Copy each line in which the string "haetaan" occurs.

— Start of Input material —

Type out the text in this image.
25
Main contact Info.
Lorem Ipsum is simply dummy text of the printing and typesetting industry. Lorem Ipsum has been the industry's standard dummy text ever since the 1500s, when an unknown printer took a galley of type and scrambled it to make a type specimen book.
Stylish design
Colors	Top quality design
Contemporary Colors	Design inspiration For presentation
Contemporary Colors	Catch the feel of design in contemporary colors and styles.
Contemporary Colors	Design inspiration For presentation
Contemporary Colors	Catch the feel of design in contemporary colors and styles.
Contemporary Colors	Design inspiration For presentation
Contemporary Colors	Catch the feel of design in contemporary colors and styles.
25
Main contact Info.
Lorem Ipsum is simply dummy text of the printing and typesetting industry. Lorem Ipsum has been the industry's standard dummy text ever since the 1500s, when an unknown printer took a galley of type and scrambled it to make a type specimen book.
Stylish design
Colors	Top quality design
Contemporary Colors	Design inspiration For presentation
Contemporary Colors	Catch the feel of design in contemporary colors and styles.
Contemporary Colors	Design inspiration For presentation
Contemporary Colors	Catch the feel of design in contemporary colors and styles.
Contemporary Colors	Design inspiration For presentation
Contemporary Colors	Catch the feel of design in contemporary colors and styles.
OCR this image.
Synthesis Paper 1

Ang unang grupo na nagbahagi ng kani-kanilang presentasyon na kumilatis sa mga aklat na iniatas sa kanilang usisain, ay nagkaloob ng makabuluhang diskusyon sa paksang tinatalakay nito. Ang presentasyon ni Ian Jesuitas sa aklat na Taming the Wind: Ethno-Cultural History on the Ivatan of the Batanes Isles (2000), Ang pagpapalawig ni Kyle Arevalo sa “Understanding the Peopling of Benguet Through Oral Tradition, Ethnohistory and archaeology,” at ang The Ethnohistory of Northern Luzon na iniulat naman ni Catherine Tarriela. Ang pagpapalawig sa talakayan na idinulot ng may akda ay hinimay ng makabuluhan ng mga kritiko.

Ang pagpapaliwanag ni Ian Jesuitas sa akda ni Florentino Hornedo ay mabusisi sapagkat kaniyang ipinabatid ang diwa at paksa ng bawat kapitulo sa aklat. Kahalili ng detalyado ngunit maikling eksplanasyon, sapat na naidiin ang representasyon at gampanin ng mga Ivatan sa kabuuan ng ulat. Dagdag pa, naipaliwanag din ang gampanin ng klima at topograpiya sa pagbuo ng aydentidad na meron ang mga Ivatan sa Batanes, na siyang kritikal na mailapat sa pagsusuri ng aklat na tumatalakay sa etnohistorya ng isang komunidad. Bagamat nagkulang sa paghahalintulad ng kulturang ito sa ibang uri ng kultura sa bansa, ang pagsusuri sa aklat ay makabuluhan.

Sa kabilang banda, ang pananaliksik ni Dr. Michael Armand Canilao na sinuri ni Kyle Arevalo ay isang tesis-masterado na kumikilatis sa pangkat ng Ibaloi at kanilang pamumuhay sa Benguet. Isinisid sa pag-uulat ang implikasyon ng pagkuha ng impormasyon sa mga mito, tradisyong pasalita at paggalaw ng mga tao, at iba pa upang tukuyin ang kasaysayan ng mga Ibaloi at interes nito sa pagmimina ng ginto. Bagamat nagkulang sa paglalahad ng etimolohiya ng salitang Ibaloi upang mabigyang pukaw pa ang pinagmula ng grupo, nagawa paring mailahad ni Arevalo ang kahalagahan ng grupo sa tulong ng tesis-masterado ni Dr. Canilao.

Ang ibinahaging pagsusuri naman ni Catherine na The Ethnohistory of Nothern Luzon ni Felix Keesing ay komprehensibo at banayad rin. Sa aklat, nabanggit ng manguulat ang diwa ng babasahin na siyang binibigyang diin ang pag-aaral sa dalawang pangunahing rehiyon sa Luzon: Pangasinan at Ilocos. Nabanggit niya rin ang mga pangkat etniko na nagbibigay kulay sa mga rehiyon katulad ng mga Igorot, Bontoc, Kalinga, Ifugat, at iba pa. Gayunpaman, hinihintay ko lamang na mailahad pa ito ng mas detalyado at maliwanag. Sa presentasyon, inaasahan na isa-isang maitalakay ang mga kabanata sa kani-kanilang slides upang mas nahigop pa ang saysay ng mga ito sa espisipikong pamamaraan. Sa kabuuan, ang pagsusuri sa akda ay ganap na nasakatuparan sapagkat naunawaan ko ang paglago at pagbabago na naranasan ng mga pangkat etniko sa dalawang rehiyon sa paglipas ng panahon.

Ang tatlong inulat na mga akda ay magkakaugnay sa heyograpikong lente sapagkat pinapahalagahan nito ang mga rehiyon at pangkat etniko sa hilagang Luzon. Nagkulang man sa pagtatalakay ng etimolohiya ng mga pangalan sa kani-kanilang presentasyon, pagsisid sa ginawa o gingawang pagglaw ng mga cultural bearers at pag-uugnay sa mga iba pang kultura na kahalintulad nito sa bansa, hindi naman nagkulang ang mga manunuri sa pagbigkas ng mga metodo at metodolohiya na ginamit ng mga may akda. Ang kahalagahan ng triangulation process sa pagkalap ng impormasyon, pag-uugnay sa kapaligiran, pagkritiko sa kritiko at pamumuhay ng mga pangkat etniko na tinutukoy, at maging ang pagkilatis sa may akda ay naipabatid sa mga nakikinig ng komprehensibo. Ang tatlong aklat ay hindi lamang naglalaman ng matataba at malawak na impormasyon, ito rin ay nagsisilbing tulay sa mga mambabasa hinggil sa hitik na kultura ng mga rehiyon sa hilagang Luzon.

— End of Input material —
— Start of Input material —

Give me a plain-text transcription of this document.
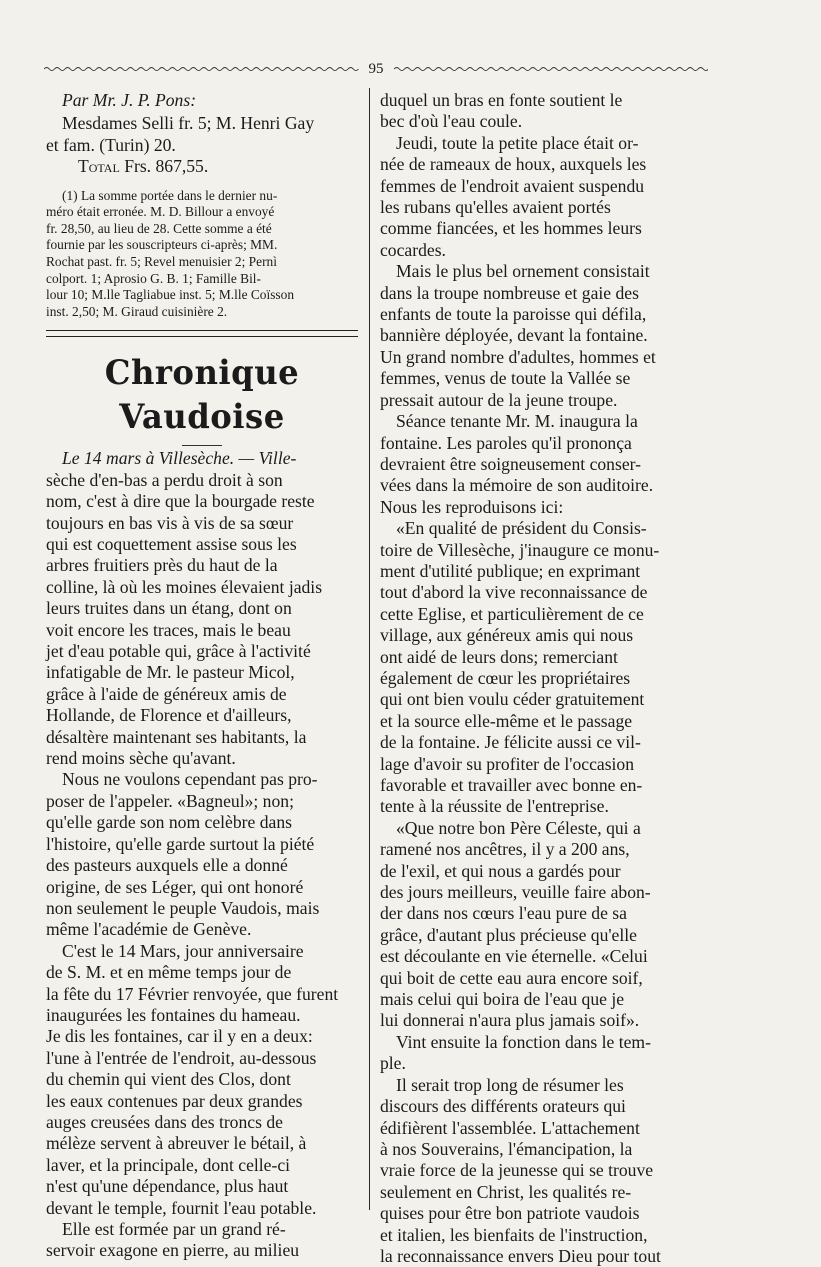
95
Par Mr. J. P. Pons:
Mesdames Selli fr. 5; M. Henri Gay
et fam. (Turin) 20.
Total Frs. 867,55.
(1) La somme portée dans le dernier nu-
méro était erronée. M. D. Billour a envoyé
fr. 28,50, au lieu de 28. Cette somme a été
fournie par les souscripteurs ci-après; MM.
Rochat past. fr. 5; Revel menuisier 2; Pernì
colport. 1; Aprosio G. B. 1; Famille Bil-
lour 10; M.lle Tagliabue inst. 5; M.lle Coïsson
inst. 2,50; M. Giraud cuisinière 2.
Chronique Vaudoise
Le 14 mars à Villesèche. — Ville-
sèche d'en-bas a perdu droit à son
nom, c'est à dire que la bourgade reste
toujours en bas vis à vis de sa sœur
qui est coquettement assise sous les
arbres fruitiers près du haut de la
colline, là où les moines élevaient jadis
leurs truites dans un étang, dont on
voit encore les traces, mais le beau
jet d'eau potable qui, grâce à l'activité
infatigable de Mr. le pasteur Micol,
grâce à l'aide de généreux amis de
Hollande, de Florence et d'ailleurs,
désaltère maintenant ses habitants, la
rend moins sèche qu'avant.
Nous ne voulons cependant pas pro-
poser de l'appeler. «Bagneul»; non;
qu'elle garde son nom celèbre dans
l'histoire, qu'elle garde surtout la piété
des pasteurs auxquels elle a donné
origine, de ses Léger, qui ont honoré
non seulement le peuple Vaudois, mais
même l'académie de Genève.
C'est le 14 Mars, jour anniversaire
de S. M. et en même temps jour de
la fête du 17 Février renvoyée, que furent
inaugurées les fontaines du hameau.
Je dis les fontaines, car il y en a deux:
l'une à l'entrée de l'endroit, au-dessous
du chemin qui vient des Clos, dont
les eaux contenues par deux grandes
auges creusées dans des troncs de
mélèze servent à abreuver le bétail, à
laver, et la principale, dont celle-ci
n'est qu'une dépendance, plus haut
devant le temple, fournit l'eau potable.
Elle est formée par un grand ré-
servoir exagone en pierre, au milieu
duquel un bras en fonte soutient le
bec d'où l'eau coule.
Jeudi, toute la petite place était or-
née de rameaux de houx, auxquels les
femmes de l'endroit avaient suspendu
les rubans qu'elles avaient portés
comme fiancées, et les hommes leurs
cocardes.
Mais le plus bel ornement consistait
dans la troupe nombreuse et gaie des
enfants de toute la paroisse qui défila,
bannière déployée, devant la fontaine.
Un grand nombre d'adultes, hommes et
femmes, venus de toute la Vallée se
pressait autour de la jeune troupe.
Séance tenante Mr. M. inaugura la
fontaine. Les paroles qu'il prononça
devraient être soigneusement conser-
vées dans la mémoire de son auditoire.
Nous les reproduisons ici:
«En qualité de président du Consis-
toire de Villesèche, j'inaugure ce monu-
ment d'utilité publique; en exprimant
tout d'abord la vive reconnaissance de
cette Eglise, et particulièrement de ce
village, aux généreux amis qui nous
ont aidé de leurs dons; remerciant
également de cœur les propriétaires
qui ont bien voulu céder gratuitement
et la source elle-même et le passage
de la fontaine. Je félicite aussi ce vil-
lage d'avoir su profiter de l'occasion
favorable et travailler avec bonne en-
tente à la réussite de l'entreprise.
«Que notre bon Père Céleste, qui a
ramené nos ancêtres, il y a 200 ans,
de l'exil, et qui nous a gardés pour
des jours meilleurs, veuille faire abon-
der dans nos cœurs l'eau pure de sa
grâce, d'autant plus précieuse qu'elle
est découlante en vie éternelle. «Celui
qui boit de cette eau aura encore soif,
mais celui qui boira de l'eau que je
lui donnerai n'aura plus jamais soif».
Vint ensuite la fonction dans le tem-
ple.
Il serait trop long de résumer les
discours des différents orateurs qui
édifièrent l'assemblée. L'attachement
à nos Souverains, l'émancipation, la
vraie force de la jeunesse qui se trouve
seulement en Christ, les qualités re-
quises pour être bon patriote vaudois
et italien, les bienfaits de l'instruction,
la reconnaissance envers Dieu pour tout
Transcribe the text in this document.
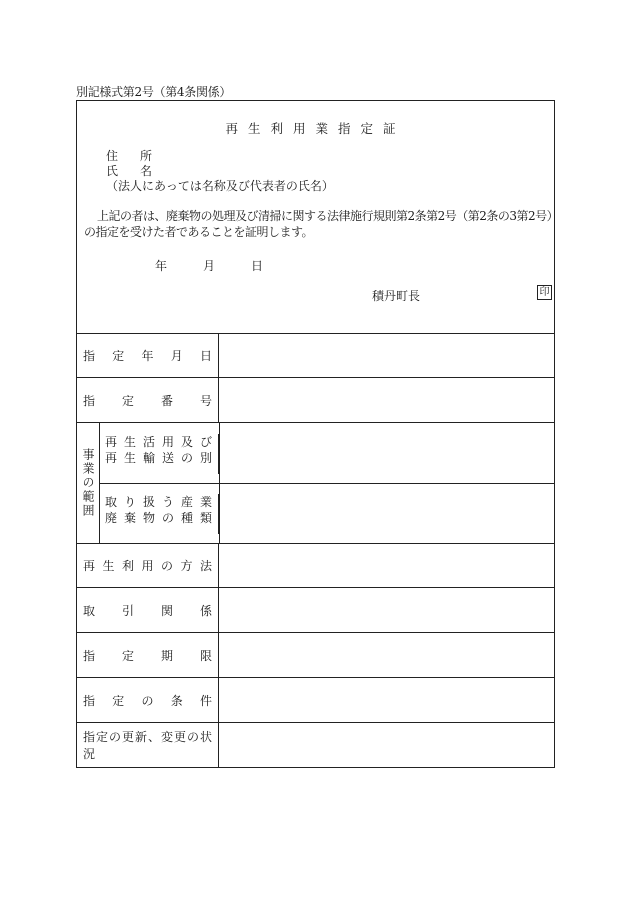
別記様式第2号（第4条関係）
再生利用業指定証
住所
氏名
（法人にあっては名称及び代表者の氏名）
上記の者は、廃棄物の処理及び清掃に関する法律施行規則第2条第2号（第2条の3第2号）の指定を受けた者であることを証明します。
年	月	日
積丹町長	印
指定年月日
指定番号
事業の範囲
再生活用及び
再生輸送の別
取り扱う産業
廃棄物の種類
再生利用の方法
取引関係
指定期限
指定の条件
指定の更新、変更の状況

— End of Input material —
— Start of Input material —

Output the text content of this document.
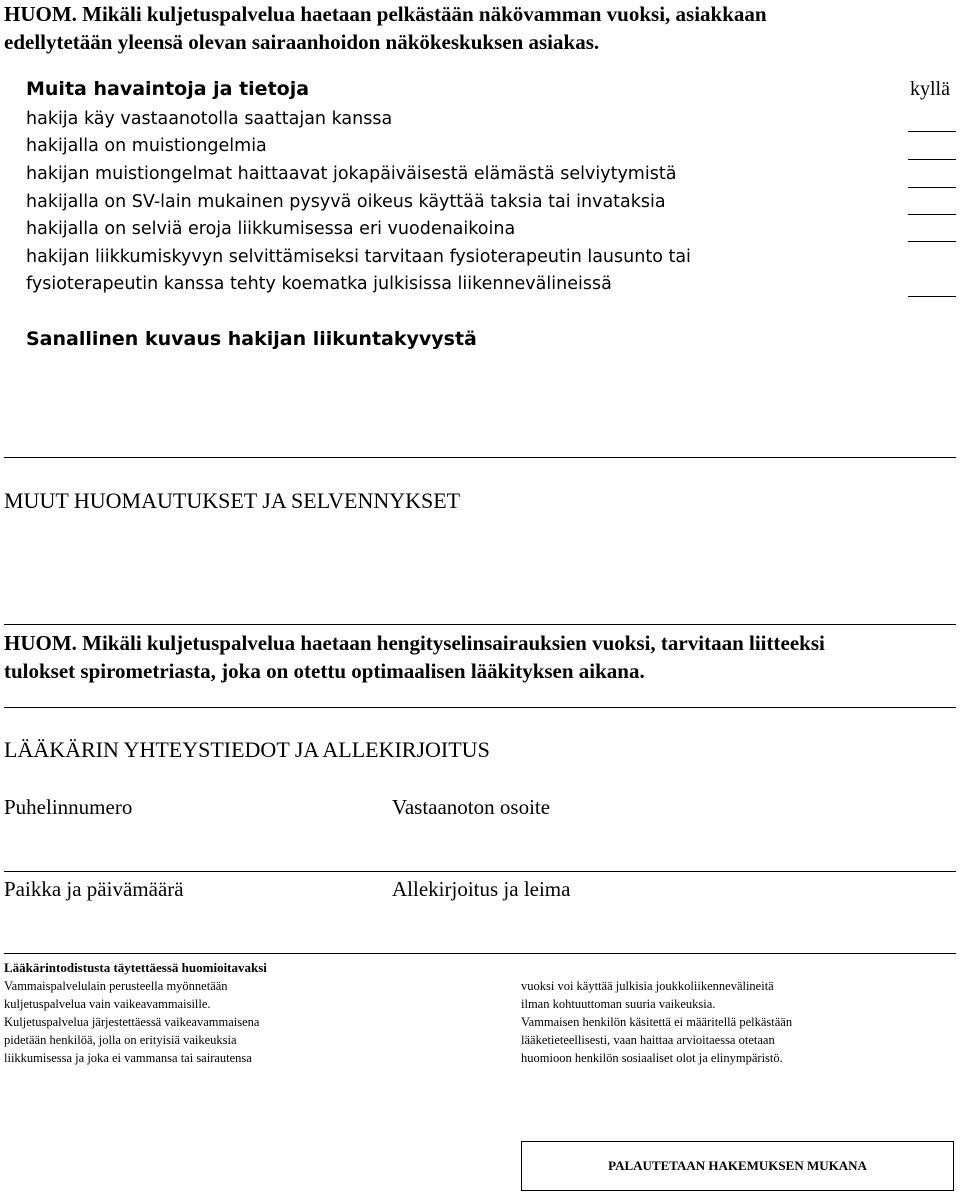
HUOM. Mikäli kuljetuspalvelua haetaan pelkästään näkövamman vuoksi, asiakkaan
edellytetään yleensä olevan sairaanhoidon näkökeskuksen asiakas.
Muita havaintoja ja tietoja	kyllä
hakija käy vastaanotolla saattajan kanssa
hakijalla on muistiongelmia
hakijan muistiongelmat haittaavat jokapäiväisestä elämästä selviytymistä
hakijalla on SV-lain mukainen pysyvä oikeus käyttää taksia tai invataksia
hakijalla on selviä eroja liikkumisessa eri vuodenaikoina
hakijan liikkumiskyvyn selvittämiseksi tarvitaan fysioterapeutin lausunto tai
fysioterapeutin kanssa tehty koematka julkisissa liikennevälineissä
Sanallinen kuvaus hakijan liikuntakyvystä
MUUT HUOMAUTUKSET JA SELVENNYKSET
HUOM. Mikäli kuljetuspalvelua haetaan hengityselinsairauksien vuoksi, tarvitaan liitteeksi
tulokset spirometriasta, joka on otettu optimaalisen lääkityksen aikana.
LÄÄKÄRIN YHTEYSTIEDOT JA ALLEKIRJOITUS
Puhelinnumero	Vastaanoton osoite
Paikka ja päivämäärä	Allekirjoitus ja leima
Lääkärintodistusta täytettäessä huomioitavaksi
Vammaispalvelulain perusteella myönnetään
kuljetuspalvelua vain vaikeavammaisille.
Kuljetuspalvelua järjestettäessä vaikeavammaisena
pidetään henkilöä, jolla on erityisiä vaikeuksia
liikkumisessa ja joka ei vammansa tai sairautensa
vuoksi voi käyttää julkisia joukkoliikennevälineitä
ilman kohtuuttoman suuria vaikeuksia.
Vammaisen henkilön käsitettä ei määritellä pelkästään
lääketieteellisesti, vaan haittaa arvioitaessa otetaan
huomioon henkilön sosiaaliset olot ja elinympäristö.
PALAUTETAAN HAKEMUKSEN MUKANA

— End of Input material —

Written solution:
HUOM. Mikäli kuljetuspalvelua haetaan pelkästään näkövamman vuoksi, asiakkaan
HUOM. Mikäli kuljetuspalvelua haetaan hengityselinsairauksien vuoksi, tarvitaan liitteeksi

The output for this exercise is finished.